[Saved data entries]
______________________________

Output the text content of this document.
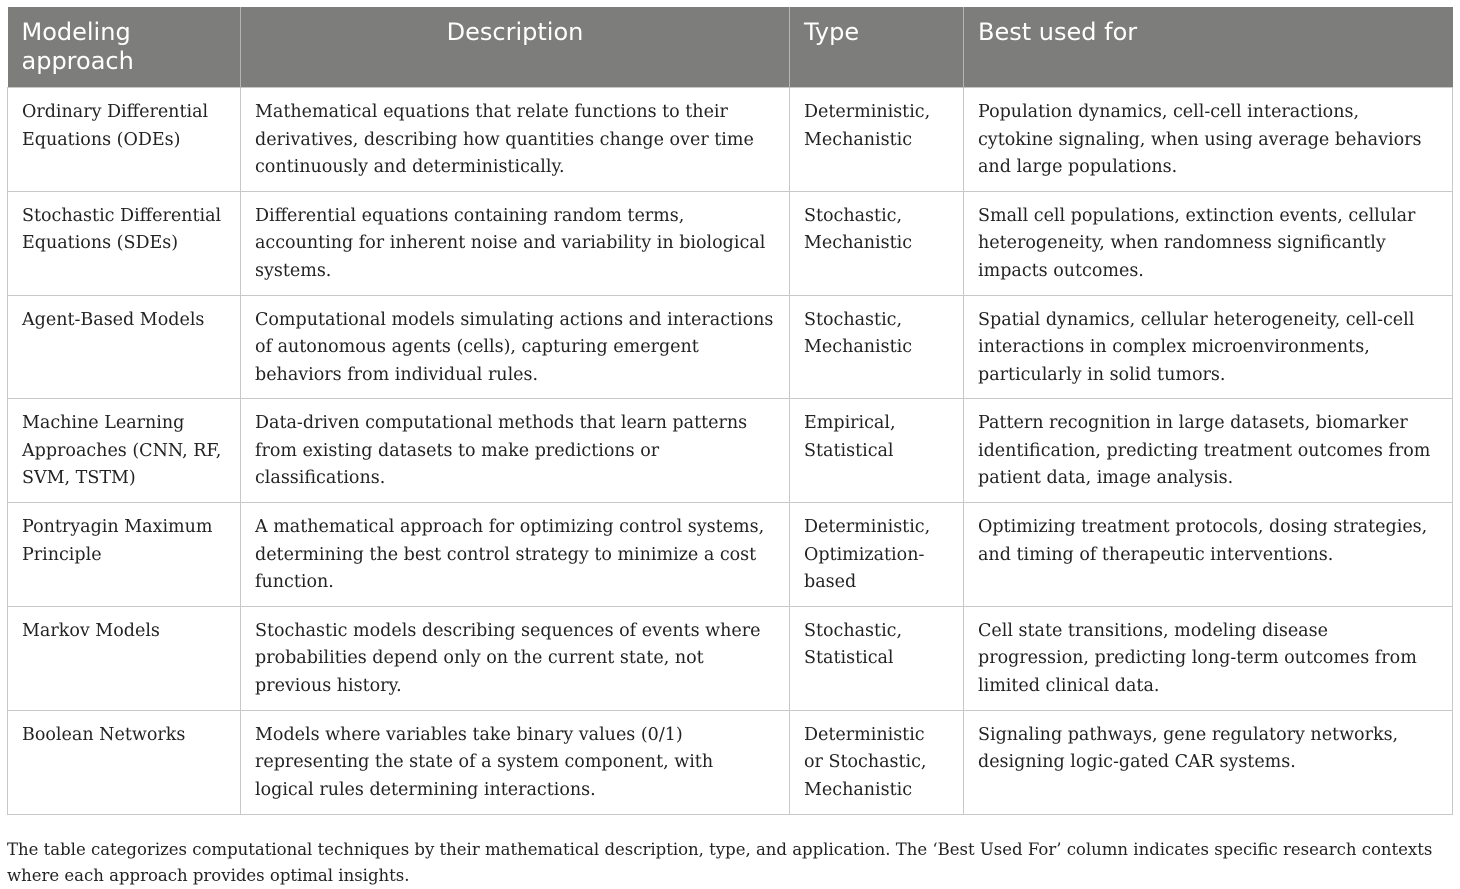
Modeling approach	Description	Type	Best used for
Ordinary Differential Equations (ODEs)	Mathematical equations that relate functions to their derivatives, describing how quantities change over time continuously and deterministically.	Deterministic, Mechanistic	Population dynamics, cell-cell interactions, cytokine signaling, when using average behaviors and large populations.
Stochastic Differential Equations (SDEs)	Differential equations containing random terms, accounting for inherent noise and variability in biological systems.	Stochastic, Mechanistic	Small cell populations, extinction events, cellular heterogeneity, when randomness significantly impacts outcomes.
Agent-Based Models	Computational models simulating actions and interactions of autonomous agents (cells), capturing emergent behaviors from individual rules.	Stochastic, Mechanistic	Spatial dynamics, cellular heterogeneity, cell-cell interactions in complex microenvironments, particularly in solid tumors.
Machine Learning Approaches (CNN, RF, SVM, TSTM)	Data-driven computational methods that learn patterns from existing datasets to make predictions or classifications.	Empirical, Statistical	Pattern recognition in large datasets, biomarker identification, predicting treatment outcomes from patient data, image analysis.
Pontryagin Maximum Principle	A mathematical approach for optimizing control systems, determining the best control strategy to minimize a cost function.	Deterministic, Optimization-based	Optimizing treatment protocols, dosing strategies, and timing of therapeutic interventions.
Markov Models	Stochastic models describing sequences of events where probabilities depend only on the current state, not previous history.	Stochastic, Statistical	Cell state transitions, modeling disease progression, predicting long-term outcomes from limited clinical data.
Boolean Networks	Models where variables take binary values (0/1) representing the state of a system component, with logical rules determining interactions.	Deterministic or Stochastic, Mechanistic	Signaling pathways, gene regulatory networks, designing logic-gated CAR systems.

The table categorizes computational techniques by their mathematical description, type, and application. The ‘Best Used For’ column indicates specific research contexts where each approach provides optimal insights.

______________________________

Activity: Across the entries, how many lines contain the word "determining"? State that number and nothing else.

Answer section: 2